Selected text —
What Is the Purpose of OpenSearch in OpenRAG?
OpenSearch serves as the persistent storage layer, hybrid search engine, and security gatekeeper for OpenRAG, enabling both vector-based semantic retrieval and traditional keyword search while managing multi-model embeddings and enforcing access controls.
OpenRAG, the open-source retrieval-augmented generation framework maintained by langflow-ai, uses OpenSearch as its primary backend for document ingestion and retrieval. Every document processed by the system is chunked, converted into vector embeddings, and written to an OpenSearch index that supports dynamic field mapping and approximate nearest neighbor (ANN) search. Understanding how OpenRAG leverages OpenSearch reveals the architectural foundation for its scalable, multi-modal knowledge base and security model.
OpenSearch as the Persistent Storage Engine
At its core, OpenRAG relies on OpenSearch to store and index all ingested documents. When users upload files, the system splits content into chunks and enriches each chunk with vector embeddings before writing to the index. According to the source code in src/services/search_service.py, the SearchService class orchestrates this process, ensuring that every chunk maintains metadata links to its source document, MIME type, and owner for filtering purposes.

Raw records —
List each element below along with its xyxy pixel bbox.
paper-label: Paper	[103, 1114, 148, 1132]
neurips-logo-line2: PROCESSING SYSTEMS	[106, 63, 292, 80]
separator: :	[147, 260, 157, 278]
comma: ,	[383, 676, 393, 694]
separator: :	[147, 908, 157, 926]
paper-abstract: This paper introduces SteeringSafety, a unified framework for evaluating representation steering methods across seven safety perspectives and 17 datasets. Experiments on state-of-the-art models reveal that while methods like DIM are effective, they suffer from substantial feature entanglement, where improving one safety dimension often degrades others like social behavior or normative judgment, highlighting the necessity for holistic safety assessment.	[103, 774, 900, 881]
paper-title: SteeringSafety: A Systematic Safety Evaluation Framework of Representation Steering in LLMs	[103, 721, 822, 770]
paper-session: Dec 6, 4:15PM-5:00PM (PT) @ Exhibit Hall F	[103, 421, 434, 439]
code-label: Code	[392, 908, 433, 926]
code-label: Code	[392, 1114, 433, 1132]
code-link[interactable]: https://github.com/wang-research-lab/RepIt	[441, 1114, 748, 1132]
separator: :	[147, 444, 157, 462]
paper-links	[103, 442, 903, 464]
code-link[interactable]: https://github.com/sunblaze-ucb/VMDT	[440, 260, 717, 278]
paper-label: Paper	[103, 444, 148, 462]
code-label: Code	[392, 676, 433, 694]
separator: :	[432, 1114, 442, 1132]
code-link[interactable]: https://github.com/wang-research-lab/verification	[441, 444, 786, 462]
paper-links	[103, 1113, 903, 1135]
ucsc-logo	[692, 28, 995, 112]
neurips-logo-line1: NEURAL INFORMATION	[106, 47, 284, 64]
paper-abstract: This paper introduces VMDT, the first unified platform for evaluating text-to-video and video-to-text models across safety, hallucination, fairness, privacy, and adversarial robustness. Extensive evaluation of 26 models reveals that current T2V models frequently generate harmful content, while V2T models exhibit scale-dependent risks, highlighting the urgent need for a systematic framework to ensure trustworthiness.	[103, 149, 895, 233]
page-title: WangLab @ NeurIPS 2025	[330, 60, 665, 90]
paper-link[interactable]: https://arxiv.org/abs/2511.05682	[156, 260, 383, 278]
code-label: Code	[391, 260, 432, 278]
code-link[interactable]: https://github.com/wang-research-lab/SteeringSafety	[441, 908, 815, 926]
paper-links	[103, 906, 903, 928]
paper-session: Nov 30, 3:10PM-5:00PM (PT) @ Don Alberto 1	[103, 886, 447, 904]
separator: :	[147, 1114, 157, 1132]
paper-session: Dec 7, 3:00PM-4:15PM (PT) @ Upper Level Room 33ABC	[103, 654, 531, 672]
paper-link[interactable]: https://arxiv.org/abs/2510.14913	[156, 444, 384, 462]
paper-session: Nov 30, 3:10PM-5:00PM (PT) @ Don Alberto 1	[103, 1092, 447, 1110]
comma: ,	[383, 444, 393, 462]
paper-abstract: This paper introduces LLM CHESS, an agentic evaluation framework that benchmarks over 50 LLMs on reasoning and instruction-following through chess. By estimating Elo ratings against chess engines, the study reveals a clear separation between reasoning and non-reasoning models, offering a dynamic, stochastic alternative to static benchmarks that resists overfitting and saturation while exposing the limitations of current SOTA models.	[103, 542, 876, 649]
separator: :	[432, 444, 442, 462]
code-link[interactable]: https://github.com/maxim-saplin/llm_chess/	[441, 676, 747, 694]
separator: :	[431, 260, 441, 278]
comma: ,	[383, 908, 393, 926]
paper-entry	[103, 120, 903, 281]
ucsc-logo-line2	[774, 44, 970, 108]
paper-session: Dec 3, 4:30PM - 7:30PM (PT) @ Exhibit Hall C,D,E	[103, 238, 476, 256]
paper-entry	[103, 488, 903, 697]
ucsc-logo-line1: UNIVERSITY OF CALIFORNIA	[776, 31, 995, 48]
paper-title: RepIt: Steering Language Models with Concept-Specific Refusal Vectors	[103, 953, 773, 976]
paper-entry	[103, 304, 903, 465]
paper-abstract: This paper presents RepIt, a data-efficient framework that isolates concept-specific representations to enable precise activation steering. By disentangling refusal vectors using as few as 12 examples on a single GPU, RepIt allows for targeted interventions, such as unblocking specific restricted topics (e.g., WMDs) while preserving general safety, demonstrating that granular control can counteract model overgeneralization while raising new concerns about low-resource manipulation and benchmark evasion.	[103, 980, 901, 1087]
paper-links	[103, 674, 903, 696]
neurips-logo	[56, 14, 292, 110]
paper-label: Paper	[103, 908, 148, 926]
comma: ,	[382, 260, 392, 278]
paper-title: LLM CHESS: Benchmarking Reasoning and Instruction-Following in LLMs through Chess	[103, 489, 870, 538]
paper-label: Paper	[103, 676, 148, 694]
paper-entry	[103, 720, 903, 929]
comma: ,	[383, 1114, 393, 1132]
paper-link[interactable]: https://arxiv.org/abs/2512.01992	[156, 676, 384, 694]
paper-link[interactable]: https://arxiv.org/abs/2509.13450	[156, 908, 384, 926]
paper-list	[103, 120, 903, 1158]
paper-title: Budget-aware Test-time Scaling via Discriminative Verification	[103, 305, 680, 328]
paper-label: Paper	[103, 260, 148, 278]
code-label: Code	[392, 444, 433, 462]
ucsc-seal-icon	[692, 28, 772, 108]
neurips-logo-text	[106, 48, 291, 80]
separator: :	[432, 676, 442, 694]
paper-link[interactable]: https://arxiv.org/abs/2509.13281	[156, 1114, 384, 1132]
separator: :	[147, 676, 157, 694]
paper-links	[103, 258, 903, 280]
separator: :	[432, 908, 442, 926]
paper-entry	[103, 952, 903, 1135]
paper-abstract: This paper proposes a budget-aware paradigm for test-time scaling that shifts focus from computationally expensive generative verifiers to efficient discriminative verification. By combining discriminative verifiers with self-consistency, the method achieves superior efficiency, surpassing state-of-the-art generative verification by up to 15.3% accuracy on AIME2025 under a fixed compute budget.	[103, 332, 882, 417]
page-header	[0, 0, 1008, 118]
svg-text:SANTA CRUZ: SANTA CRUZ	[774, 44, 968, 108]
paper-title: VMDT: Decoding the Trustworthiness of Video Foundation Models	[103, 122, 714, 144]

Tasks and exercises —
• 1. In the text on OpenSearch in OpenRAG, which class coordinates chunking documents and writing them to the index?
• 2. Write a continuation of the text on OpenSearch in OpenRAG, picking up right after its last sentence.

Set of answers —
• 1. The SearchService class, in src/services/search_service.py.

• 2.
The storage architecture uses OpenSearch's knn_vector field type with the disk-based ANN (disk_ann) method, configured via HNSW parameters defined in config/settings.py. This design allows OpenRAG to maintain fast similarity search capabilities even as corpora scale to millions of chunks.
Hybrid Semantic and Keyword Search
OpenRAG implements a hybrid retrieval strategy that combines semantic similarity with exact keyword matching. In src/services/search_service.py (lines 68-84), the search_tool method constructs a compound query that merges:
- KNN (vector) queries for semantic similarity using the
chunk_embedding_{model}fields - Multi-match (text) queries for exact keyword hits against the raw text content
OpenSearch evaluates both components simultaneously, returning results that score highly on either semantic relevance or keyword precision. This hybrid approach ensures robust retrieval even when queries contain specific terminology that might not align perfectly with the semantic embedding space.
Dynamic Multi-Model Vector Embeddings
A distinctive feature of OpenRAG is its support for multiple embedding models within a single index. The utility ensure_embedding_field_exists in src/utils/embedding_fields.py (lines 49-66) dynamically creates dedicated knn_vector fields for each model using a naming convention of chunk_embedding_{model}.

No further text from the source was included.